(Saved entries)
════════

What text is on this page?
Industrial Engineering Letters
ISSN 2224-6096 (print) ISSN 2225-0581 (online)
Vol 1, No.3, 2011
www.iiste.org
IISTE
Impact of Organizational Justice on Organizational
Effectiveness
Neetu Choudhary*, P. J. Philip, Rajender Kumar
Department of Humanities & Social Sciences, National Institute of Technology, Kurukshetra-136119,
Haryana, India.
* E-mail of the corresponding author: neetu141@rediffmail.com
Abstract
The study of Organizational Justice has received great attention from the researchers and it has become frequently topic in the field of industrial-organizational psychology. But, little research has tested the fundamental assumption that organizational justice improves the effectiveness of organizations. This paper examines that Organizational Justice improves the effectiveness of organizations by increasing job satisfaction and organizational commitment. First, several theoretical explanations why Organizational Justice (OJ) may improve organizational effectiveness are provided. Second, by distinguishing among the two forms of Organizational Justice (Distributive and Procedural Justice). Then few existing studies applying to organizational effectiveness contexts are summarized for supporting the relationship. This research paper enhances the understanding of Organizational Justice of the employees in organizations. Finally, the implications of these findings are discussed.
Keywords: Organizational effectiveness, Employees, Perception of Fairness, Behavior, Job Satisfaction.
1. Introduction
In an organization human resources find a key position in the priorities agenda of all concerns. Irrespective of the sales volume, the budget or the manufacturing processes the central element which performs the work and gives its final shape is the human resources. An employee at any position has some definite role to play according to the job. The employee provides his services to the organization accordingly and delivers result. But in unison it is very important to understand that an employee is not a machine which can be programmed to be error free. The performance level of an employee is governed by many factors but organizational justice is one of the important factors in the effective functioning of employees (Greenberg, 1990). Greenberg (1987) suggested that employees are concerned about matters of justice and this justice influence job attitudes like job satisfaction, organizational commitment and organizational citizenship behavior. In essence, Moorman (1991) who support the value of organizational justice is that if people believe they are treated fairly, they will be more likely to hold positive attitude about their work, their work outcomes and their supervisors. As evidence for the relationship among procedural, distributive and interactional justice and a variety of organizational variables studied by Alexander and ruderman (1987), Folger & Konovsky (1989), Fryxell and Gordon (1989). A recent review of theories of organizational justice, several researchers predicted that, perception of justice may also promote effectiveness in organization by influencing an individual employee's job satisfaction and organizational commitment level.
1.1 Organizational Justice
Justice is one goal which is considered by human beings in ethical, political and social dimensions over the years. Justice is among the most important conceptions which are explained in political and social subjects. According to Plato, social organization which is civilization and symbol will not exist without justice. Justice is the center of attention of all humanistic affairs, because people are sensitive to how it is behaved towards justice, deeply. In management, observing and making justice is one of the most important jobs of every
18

════════

**What needs to be done**
Please reproduce the entire listing, exactly as shown.

**Solution to the problem**
What text is on this page?
Industrial Engineering Letters
ISSN 2224-6096 (print) ISSN 2225-0581 (online)
Vol 1, No.3, 2011
www.iiste.org
IISTE
Impact of Organizational Justice on Organizational
Effectiveness
Neetu Choudhary*, P. J. Philip, Rajender Kumar
Department of Humanities & Social Sciences, National Institute of Technology, Kurukshetra-136119,
Haryana, India.
* E-mail of the corresponding author: neetu141@rediffmail.com
Abstract
The study of Organizational Justice has received great attention from the researchers and it has become frequently topic in the field of industrial-organizational psychology. But, little research has tested the fundamental assumption that organizational justice improves the effectiveness of organizations. This paper examines that Organizational Justice improves the effectiveness of organizations by increasing job satisfaction and organizational commitment. First, several theoretical explanations why Organizational Justice (OJ) may improve organizational effectiveness are provided. Second, by distinguishing among the two forms of Organizational Justice (Distributive and Procedural Justice). Then few existing studies applying to organizational effectiveness contexts are summarized for supporting the relationship. This research paper enhances the understanding of Organizational Justice of the employees in organizations. Finally, the implications of these findings are discussed.
Keywords: Organizational effectiveness, Employees, Perception of Fairness, Behavior, Job Satisfaction.
1. Introduction
In an organization human resources find a key position in the priorities agenda of all concerns. Irrespective of the sales volume, the budget or the manufacturing processes the central element which performs the work and gives its final shape is the human resources. An employee at any position has some definite role to play according to the job. The employee provides his services to the organization accordingly and delivers result. But in unison it is very important to understand that an employee is not a machine which can be programmed to be error free. The performance level of an employee is governed by many factors but organizational justice is one of the important factors in the effective functioning of employees (Greenberg, 1990). Greenberg (1987) suggested that employees are concerned about matters of justice and this justice influence job attitudes like job satisfaction, organizational commitment and organizational citizenship behavior. In essence, Moorman (1991) who support the value of organizational justice is that if people believe they are treated fairly, they will be more likely to hold positive attitude about their work, their work outcomes and their supervisors. As evidence for the relationship among procedural, distributive and interactional justice and a variety of organizational variables studied by Alexander and ruderman (1987), Folger & Konovsky (1989), Fryxell and Gordon (1989). A recent review of theories of organizational justice, several researchers predicted that, perception of justice may also promote effectiveness in organization by influencing an individual employee's job satisfaction and organizational commitment level.
1.1 Organizational Justice
Justice is one goal which is considered by human beings in ethical, political and social dimensions over the years. Justice is among the most important conceptions which are explained in political and social subjects. According to Plato, social organization which is civilization and symbol will not exist without justice. Justice is the center of attention of all humanistic affairs, because people are sensitive to how it is behaved towards justice, deeply. In management, observing and making justice is one of the most important jobs of every
18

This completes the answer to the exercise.